▶ [Exercise requirements]:
1) Reproduce the passage of the soundtrack text from "Billy: The Early" to "November 3, 2009.", with nothing changed.
2) In the records, write out every line from the line with "Give me the" to the line with "lon-label-140w: 140oW: [420, 786, 480, 810]", both included, exactly as they appear. Leave the pictures out.
[START OF Selected text]
Billy: The Early Years is the official movie soundtrack for the film of the same name. It was released October 7, 2008, and charted at No. 70 on the U.S. Top Country Albums chart. The album has produced two chart singles; "Low" by Sara Evans and "Over the Next Hill" by Brooks & Dunn. Additionally, the song "Look At Me" was covered by Carrie Underwood for her third studio album, Play On, which was released on November 3, 2009.

Singles
"Low" (by Sara Evans) was chosen as the leading song for the soundtrack, and was released on September 29, 2008. In October it debuted at No. 59 on the Hot Country Songs chart, but fell off the next week. The song then re-entered on the chart dated for January 24, 2009. A music video was made for the single, which features Sara Evans performing inside of a church and next to a log house with scenes from the movie intertwined with them.
[END OF Selected text]
[START OF Provided records]
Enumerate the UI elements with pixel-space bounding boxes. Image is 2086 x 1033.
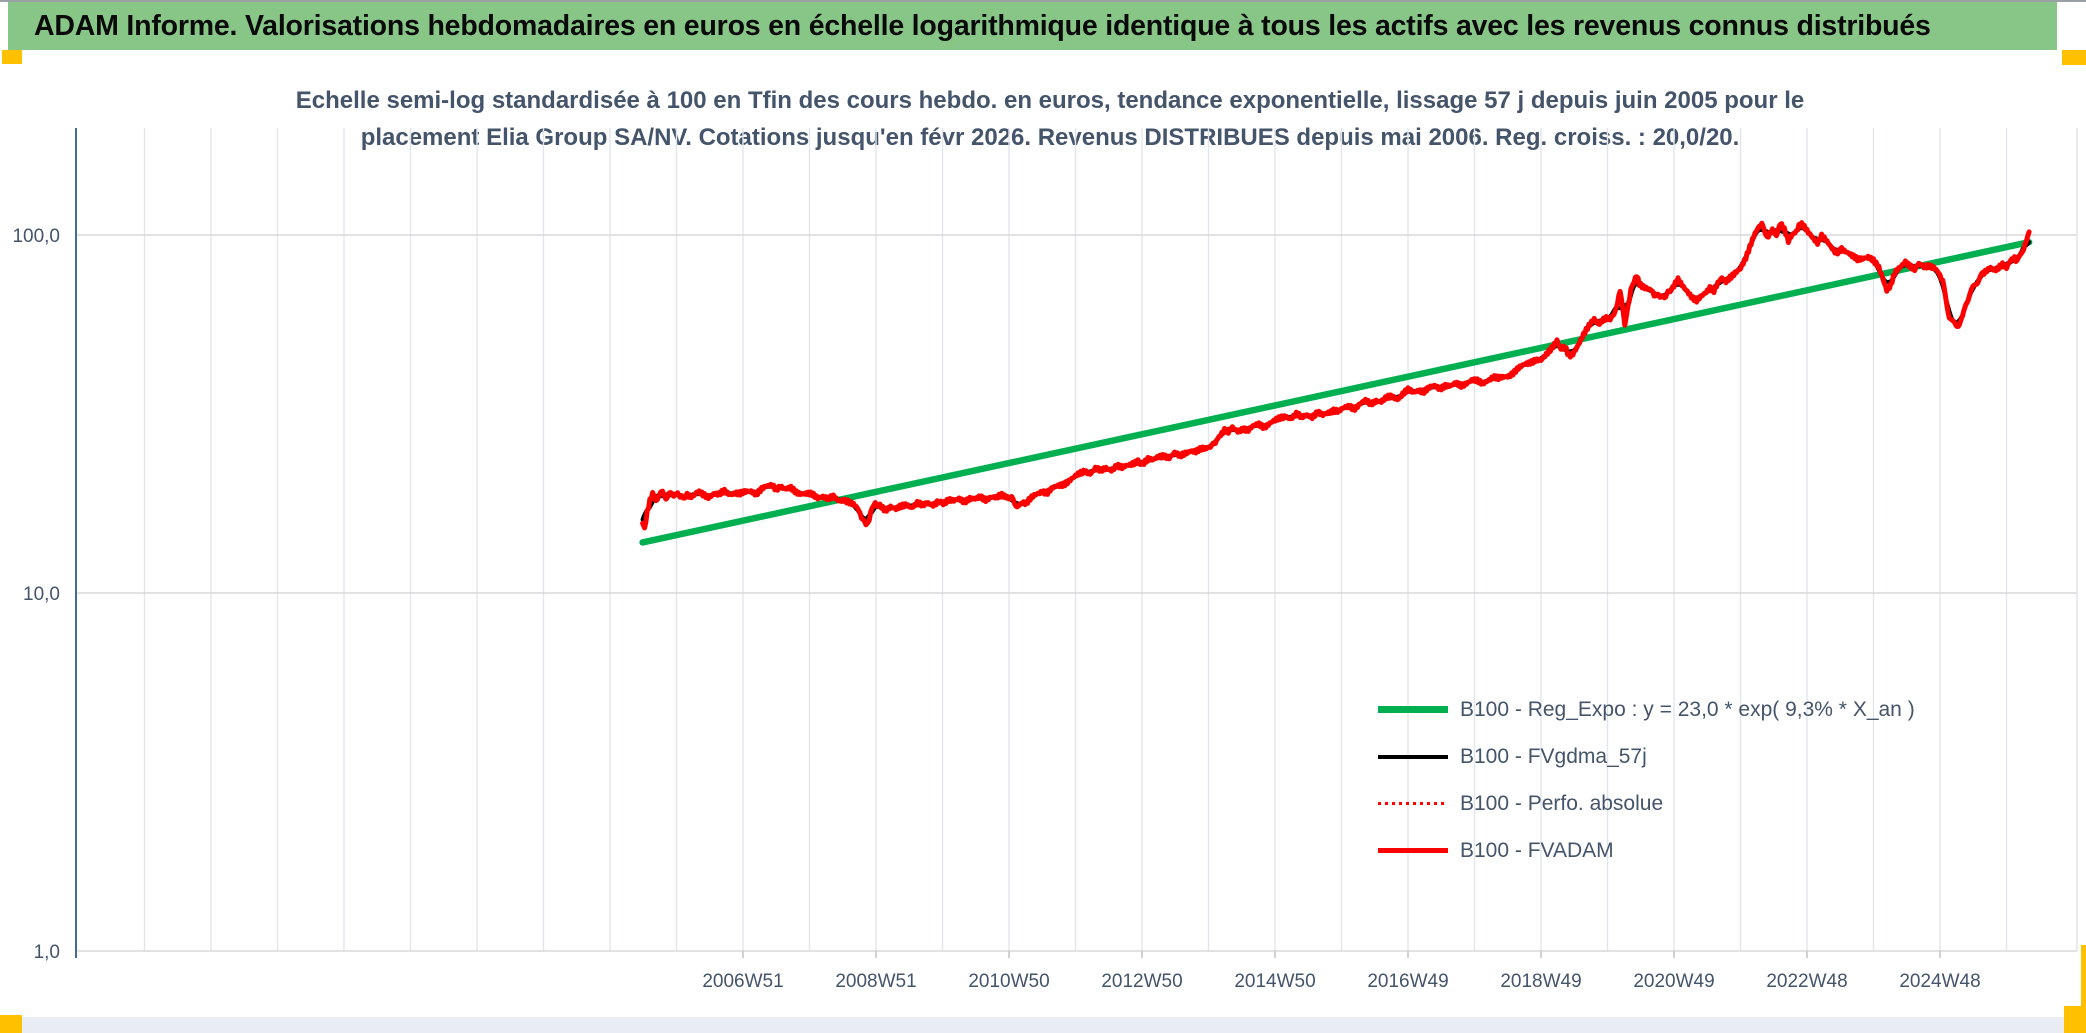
[END OF Provided records]
[START OF Provided records]
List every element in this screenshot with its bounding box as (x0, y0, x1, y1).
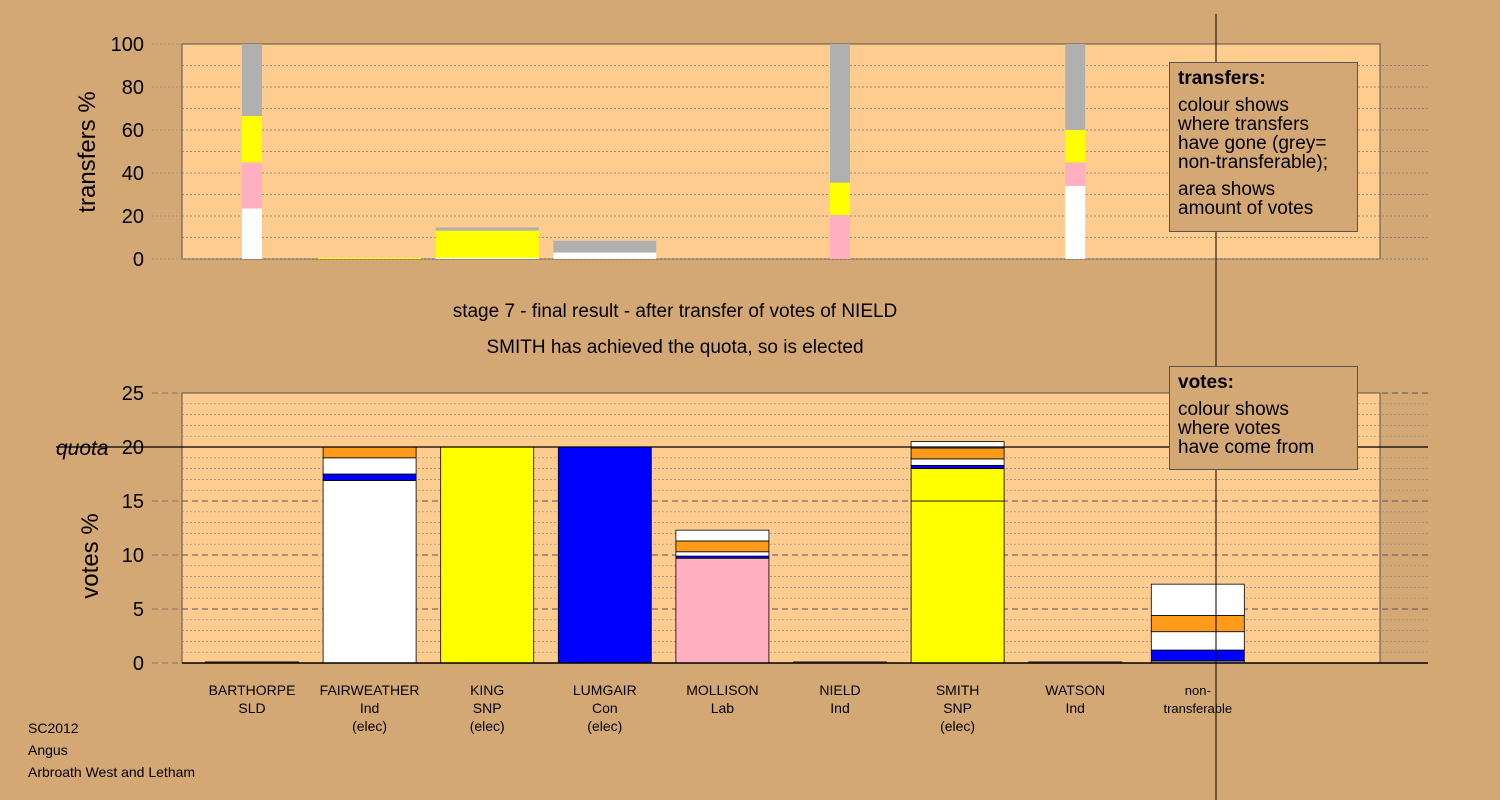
[END OF Provided records]
[START OF Provided records]
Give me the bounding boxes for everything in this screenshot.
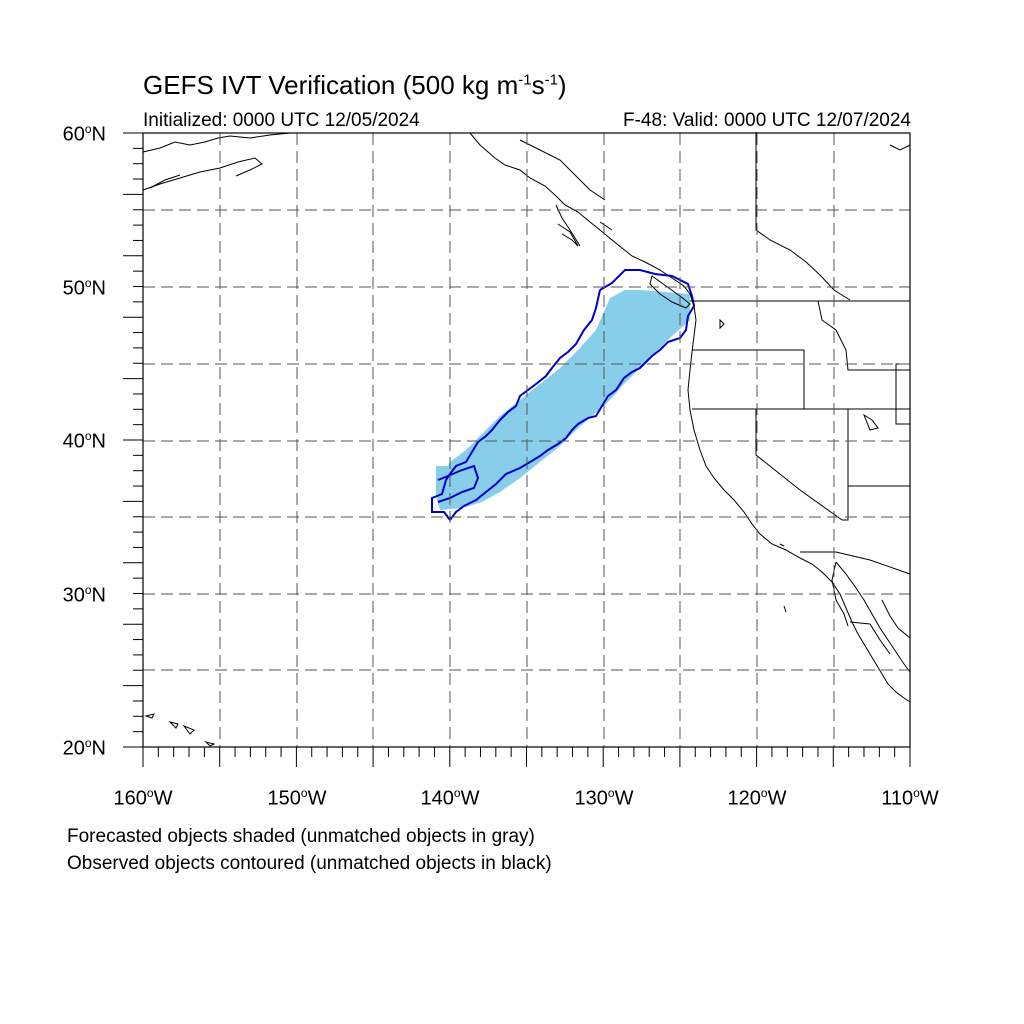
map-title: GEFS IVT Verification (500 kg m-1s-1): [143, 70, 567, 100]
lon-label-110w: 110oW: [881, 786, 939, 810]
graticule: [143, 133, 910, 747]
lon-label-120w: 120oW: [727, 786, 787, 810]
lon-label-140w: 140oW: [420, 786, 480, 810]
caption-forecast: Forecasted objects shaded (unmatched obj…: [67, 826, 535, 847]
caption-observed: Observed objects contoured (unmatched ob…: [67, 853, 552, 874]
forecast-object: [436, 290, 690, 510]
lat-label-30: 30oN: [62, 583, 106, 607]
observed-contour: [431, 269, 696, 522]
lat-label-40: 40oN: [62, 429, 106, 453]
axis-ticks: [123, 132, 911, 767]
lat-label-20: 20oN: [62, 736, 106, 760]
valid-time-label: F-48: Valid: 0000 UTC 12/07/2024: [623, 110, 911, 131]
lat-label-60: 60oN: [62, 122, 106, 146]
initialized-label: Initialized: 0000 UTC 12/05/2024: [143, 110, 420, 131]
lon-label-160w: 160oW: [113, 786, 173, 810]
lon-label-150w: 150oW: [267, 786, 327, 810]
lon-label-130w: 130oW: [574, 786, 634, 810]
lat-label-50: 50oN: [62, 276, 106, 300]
[END OF Provided records]
▶ [Answers to the problems]:
1)
Billy: The Early Years is the official movie soundtrack for the film of the same name. It was released October 7, 2008, and charted at No. 70 on the U.S. Top Country Albums chart. The album has produced two chart singles; "Low" by Sara Evans and "Over the Next Hill" by Brooks & Dunn. Additionally, the song "Look At Me" was covered by Carrie Underwood for her third studio album, Play On, which was released on November 3, 2009.

2)
Give me the bounding boxes for everything in this screenshot.
map-title: GEFS IVT Verification (500 kg m-1s-1): [143, 70, 567, 100]
lon-label-110w: 110oW: [881, 786, 939, 810]
graticule: [143, 133, 910, 747]
lon-label-120w: 120oW: [727, 786, 787, 810]
lon-label-140w: 140oW: [420, 786, 480, 810]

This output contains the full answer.